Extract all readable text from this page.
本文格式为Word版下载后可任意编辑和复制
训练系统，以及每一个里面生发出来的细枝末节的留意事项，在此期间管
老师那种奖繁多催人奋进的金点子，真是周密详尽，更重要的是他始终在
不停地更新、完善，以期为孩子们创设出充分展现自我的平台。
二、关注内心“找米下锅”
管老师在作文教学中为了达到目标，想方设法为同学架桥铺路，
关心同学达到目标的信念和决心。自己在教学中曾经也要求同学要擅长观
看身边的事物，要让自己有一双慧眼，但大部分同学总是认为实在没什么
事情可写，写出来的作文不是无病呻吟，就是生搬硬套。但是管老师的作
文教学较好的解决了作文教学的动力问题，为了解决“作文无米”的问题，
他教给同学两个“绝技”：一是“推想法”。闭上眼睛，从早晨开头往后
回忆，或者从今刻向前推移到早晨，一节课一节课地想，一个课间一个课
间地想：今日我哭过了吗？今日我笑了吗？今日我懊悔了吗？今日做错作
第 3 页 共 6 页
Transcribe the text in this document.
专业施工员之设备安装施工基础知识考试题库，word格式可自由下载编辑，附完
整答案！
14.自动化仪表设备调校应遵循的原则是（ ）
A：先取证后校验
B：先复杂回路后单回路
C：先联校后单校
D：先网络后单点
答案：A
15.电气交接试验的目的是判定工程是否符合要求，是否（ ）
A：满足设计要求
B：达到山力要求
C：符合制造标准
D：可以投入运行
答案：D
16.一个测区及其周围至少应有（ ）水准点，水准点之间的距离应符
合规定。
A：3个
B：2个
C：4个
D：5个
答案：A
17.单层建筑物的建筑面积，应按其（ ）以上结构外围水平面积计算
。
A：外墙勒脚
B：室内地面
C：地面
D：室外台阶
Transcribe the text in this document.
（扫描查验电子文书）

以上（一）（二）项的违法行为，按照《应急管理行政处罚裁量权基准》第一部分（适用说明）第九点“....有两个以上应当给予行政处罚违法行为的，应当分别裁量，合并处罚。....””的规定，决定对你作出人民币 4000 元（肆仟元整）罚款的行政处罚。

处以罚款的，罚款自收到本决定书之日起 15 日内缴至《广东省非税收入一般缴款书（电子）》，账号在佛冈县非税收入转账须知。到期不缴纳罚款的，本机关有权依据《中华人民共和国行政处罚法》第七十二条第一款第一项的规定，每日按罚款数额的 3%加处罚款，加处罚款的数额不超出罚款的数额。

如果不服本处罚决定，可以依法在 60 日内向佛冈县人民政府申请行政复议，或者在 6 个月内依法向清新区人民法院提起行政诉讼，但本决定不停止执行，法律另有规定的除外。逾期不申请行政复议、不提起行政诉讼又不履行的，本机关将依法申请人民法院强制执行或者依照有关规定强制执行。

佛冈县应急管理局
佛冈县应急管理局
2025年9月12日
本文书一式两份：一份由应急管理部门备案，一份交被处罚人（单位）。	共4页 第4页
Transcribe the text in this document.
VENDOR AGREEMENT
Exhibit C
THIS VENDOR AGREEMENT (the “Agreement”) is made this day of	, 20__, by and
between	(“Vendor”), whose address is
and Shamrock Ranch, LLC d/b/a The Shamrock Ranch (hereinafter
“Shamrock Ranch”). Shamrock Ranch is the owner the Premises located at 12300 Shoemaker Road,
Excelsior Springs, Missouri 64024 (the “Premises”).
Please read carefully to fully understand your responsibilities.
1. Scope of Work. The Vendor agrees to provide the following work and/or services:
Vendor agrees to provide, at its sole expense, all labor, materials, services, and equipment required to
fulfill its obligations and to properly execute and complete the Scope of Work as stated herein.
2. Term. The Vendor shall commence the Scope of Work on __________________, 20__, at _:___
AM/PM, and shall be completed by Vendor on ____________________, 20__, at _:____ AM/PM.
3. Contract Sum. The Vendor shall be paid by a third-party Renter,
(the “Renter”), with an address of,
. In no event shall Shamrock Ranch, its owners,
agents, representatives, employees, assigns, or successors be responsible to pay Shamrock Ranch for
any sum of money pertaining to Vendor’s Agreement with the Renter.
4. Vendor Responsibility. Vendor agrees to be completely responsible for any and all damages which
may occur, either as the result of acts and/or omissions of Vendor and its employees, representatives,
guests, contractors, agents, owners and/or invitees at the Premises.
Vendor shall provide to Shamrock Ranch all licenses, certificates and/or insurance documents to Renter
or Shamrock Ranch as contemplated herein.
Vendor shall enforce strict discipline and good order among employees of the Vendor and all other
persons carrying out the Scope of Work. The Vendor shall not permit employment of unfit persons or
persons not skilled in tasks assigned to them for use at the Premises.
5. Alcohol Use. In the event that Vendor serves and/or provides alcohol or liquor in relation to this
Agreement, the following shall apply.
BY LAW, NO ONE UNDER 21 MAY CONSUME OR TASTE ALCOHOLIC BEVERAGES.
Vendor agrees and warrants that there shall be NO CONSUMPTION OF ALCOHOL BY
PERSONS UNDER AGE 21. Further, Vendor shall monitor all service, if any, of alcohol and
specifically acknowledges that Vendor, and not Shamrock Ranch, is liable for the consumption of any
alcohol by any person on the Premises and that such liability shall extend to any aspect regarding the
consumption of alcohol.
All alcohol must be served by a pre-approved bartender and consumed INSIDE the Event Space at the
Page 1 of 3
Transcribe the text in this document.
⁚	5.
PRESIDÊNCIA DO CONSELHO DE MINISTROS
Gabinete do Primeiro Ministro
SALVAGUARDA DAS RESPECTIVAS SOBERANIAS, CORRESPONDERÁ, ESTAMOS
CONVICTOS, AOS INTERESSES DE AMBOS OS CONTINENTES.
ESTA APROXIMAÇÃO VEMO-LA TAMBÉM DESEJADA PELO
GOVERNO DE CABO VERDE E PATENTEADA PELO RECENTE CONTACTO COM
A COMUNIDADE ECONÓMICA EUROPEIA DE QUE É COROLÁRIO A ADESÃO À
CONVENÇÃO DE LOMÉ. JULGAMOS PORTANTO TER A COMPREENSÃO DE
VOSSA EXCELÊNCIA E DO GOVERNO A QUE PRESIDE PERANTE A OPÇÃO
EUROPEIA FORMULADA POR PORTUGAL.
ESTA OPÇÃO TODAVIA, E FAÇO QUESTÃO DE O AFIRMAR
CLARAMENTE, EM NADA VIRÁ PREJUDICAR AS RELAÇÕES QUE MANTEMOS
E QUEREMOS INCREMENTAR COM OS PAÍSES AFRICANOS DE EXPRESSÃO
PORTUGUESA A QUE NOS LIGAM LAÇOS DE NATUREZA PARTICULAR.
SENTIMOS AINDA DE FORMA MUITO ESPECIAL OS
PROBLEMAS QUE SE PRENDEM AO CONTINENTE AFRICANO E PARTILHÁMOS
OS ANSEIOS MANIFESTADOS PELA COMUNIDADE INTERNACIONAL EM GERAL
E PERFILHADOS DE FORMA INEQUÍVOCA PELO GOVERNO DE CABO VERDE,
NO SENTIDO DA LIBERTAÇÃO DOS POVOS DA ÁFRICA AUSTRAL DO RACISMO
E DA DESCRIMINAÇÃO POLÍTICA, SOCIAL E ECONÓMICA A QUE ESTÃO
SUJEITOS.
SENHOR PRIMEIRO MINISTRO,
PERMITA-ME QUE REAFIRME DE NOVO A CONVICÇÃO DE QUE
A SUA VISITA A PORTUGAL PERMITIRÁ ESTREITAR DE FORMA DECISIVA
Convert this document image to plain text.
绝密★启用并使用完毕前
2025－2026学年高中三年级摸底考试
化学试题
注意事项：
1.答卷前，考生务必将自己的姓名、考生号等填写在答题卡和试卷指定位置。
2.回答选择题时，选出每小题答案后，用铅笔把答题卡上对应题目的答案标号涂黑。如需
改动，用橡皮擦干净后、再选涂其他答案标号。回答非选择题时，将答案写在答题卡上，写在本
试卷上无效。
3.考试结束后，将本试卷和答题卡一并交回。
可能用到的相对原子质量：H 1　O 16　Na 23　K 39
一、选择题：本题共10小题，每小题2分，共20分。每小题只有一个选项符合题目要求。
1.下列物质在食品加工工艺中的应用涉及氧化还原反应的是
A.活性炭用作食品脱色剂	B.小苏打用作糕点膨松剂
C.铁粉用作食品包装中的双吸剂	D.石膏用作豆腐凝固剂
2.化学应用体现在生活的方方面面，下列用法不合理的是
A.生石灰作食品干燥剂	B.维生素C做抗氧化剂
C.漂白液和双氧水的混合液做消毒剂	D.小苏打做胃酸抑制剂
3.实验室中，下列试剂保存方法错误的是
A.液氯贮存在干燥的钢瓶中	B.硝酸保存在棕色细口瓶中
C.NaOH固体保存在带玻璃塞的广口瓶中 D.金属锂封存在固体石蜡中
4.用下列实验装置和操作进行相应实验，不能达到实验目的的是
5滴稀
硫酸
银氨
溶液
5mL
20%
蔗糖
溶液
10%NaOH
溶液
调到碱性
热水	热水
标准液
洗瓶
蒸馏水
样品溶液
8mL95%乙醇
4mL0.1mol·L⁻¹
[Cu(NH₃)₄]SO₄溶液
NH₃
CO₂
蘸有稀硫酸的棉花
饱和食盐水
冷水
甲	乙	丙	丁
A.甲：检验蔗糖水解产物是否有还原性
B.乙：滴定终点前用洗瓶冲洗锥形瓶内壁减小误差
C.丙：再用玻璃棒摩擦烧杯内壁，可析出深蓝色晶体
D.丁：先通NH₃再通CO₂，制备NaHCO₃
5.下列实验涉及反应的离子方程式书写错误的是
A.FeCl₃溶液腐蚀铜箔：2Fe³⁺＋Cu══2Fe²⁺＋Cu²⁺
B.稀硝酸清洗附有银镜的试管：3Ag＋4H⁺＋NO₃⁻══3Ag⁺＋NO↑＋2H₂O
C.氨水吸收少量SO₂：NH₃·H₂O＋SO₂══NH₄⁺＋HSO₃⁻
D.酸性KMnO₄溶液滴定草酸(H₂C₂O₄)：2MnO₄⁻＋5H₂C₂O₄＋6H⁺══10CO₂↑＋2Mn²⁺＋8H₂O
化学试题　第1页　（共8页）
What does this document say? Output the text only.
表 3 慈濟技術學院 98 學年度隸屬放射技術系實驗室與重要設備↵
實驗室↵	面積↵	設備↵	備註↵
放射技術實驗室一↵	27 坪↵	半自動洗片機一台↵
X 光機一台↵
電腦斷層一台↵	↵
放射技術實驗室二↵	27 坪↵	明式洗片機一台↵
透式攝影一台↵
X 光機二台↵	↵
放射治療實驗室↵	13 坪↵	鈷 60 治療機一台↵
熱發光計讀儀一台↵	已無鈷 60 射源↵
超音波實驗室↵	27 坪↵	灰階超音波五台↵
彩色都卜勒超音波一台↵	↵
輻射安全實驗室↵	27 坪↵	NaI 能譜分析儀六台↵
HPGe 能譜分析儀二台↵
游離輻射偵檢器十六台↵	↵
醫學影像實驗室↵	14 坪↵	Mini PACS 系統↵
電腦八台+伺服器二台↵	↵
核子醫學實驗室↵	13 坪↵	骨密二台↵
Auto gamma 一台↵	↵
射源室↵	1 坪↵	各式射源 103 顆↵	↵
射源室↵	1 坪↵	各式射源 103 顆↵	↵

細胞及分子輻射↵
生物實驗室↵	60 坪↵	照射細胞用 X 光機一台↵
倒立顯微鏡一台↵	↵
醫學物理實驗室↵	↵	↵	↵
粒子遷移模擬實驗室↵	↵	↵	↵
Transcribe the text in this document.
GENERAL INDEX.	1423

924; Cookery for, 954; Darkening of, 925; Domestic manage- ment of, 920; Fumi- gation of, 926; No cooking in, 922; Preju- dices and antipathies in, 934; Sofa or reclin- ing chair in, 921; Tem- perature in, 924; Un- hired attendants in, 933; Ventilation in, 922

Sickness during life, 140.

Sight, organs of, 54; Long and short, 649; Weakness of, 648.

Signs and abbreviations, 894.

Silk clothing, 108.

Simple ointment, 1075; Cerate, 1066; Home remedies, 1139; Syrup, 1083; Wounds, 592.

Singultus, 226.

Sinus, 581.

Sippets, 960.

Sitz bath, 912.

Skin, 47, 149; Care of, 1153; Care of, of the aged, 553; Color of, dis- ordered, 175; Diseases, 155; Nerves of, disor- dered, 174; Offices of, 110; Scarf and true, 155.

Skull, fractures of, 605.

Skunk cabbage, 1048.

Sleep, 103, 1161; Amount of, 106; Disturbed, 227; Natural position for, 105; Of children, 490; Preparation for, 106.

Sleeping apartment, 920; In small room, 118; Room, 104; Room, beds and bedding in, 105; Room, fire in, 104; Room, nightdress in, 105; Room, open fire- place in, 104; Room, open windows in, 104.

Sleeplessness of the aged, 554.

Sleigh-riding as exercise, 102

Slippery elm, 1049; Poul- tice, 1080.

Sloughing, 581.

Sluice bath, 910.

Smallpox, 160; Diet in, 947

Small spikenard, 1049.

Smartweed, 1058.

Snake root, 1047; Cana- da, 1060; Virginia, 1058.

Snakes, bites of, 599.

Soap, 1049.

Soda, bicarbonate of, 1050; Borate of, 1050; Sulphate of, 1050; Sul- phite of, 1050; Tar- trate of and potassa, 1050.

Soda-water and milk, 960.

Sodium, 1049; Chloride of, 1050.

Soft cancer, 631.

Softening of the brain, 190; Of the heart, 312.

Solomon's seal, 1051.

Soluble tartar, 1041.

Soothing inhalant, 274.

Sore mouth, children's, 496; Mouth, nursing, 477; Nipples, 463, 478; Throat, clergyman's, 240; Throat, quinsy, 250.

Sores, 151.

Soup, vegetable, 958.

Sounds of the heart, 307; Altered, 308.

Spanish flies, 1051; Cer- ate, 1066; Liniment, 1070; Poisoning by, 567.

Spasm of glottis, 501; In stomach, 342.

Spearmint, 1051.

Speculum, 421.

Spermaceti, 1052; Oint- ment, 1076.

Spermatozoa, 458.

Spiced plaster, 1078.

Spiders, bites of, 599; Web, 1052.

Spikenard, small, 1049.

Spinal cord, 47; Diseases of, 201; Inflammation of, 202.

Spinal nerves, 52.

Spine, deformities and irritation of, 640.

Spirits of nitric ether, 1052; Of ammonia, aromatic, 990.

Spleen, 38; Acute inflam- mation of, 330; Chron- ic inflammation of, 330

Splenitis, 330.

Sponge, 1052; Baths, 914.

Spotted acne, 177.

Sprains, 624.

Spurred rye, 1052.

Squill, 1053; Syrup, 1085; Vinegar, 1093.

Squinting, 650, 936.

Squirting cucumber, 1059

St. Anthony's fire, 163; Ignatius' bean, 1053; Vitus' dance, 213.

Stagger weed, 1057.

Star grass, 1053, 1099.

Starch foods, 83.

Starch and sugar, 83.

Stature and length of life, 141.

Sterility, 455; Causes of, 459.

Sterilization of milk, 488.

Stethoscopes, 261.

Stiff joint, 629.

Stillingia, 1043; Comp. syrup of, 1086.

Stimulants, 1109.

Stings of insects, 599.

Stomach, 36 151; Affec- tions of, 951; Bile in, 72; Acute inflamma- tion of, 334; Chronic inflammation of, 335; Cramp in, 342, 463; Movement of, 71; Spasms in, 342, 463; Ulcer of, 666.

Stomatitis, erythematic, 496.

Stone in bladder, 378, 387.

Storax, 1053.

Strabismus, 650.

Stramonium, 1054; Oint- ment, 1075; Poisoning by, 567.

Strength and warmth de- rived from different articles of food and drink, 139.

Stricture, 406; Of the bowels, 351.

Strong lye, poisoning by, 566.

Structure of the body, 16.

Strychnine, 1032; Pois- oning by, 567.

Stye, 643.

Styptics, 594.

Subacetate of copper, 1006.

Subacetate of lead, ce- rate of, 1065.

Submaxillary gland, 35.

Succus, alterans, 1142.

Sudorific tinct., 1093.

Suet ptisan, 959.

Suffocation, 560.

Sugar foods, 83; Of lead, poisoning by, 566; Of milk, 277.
_ _ _ _
:: Exercise task ::
Copy whichever lines in the listing above contain the word "responsible".

:: Reply ::
agents, representatives, employees, assigns, or successors be responsible to pay Shamrock Ranch for
4. Vendor Responsibility. Vendor agrees to be completely responsible for any and all damages which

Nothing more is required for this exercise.